Reproduce each line from the records that holds "denně".

= = =

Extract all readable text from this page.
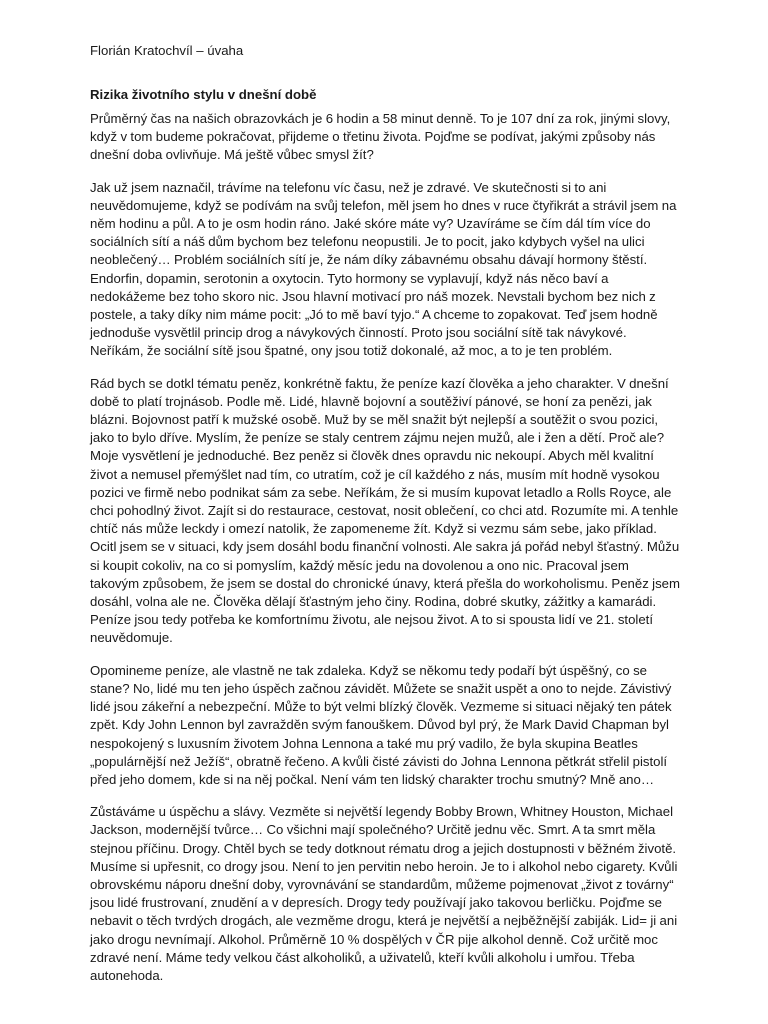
Florián Kratochvíl – úvaha
Rizika životního stylu v dnešní době

Průměrný čas na našich obrazovkách je 6 hodin a 58 minut denně. To je 107 dní za rok, jinými slovy, když v tom budeme pokračovat, přijdeme o třetinu života. Pojďme se podívat, jakými způsoby nás dnešní doba ovlivňuje. Má ještě vůbec smysl žít?

Jak už jsem naznačil, trávíme na telefonu víc času, než je zdravé. Ve skutečnosti si to ani neuvědomujeme, když se podívám na svůj telefon, měl jsem ho dnes v ruce čtyřikrát a strávil jsem na něm hodinu a půl. A to je osm hodin ráno. Jaké skóre máte vy? Uzavíráme se čím dál tím více do sociálních sítí a náš dům bychom bez telefonu neopustili. Je to pocit, jako kdybych vyšel na ulici neoblečený… Problém sociálních sítí je, že nám díky zábavnému obsahu dávají hormony štěstí. Endorfin, dopamin, serotonin a oxytocin. Tyto hormony se vyplavují, když nás něco baví a nedokážeme bez toho skoro nic. Jsou hlavní motivací pro náš mozek. Nevstali bychom bez nich z postele, a taky díky nim máme pocit: „Jó to mě baví tyjo.“ A chceme to zopakovat. Teď jsem hodně jednoduše vysvětlil princip drog a návykových činností. Proto jsou sociální sítě tak návykové. Neříkám, že sociální sítě jsou špatné, ony jsou totiž dokonalé, až moc, a to je ten problém.

Rád bych se dotkl tématu peněz, konkrétně faktu, že peníze kazí člověka a jeho charakter. V dnešní době to platí trojnásob. Podle mě. Lidé, hlavně bojovní a soutěživí pánové, se honí za penězi, jak blázni. Bojovnost patří k mužské osobě. Muž by se měl snažit být nejlepší a soutěžit o svou pozici, jako to bylo dříve. Myslím, že peníze se staly centrem zájmu nejen mužů, ale i žen a dětí. Proč ale? Moje vysvětlení je jednoduché. Bez peněz si člověk dnes opravdu nic nekoupí. Abych měl kvalitní život a nemusel přemýšlet nad tím, co utratím, což je cíl každého z nás, musím mít hodně vysokou pozici ve firmě nebo podnikat sám za sebe. Neříkám, že si musím kupovat letadlo a Rolls Royce, ale chci pohodlný život. Zajít si do restaurace, cestovat, nosit oblečení, co chci atd. Rozumíte mi. A tenhle chtíč nás může leckdy i omezí natolik, že zapomeneme žít. Když si vezmu sám sebe, jako příklad. Ocitl jsem se v situaci, kdy jsem dosáhl bodu finanční volnosti. Ale sakra já pořád nebyl šťastný. Můžu si koupit cokoliv, na co si pomyslím, každý měsíc jedu na dovolenou a ono nic. Pracoval jsem takovým způsobem, že jsem se dostal do chronické únavy, která přešla do workoholismu. Peněz jsem dosáhl, volna ale ne. Člověka dělají šťastným jeho činy. Rodina, dobré skutky, zážitky a kamarádi. Peníze jsou tedy potřeba ke komfortnímu životu, ale nejsou život. A to si spousta lidí ve 21. století neuvědomuje.

Opomineme peníze, ale vlastně ne tak zdaleka. Když se někomu tedy podaří být úspěšný, co se stane? No, lidé mu ten jeho úspěch začnou závidět. Můžete se snažit uspět a ono to nejde. Závistivý lidé jsou zákeřní a nebezpeční. Může to být velmi blízký člověk. Vezmeme si situaci nějaký ten pátek zpět. Kdy John Lennon byl zavražděn svým fanouškem. Důvod byl prý, že Mark David Chapman byl nespokojený s luxusním životem Johna Lennona a také mu prý vadilo, že byla skupina Beatles „populárnější než Ježíš“, obratně řečeno. A kvůli čisté závisti do Johna Lennona pětkrát střelil pistolí před jeho domem, kde si na něj počkal. Není vám ten lidský charakter trochu smutný? Mně ano…

Zůstáváme u úspěchu a slávy. Vezměte si největší legendy Bobby Brown, Whitney Houston, Michael Jackson, modernější tvůrce… Co všichni mají společného? Určitě jednu věc. Smrt. A ta smrt měla stejnou příčinu. Drogy. Chtěl bych se tedy dotknout rématu drog a jejich dostupnosti v běžném životě. Musíme si upřesnit, co drogy jsou. Není to jen pervitin nebo heroin. Je to i alkohol nebo cigarety. Kvůli obrovskému náporu dnešní doby, vyrovnávání se standardům, můžeme pojmenovat „život z továrny“ jsou lidé frustrovaní, znudění a v depresích. Drogy tedy používají jako takovou berličku. Pojďme se nebavit o těch tvrdých drogách, ale vezměme drogu, která je největší a nejběžnější zabiják. Lid= ji ani jako drogu nevnímají. Alkohol. Průměrně 10 % dospělých v ČR pije alkohol denně. Což určitě moc zdravé není. Máme tedy velkou část alkoholiků, a uživatelů, kteří kvůli alkoholu i umřou. Třeba autonehoda.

= = =

RESPONSE >>
Průměrný čas na našich obrazovkách je 6 hodin a 58 minut denně. To je 107 dní za rok, jinými slovy, když v tom budeme pokračovat, přijdeme o třetinu života. Pojďme se podívat, jakými způsoby nás dnešní doba ovlivňuje. Má ještě vůbec smysl žít?
Zůstáváme u úspěchu a slávy. Vezměte si největší legendy Bobby Brown, Whitney Houston, Michael Jackson, modernější tvůrce… Co všichni mají společného? Určitě jednu věc. Smrt. A ta smrt měla stejnou příčinu. Drogy. Chtěl bych se tedy dotknout rématu drog a jejich dostupnosti v běžném životě. Musíme si upřesnit, co drogy jsou. Není to jen pervitin nebo heroin. Je to i alkohol nebo cigarety. Kvůli obrovskému náporu dnešní doby, vyrovnávání se standardům, můžeme pojmenovat „život z továrny“ jsou lidé frustrovaní, znudění a v depresích. Drogy tedy používají jako takovou berličku. Pojďme se nebavit o těch tvrdých drogách, ale vezměme drogu, která je největší a nejběžnější zabiják. Lid= ji ani jako drogu nevnímají. Alkohol. Průměrně 10 % dospělých v ČR pije alkohol denně. Což určitě moc zdravé není. Máme tedy velkou část alkoholiků, a uživatelů, kteří kvůli alkoholu i umřou. Třeba autonehoda.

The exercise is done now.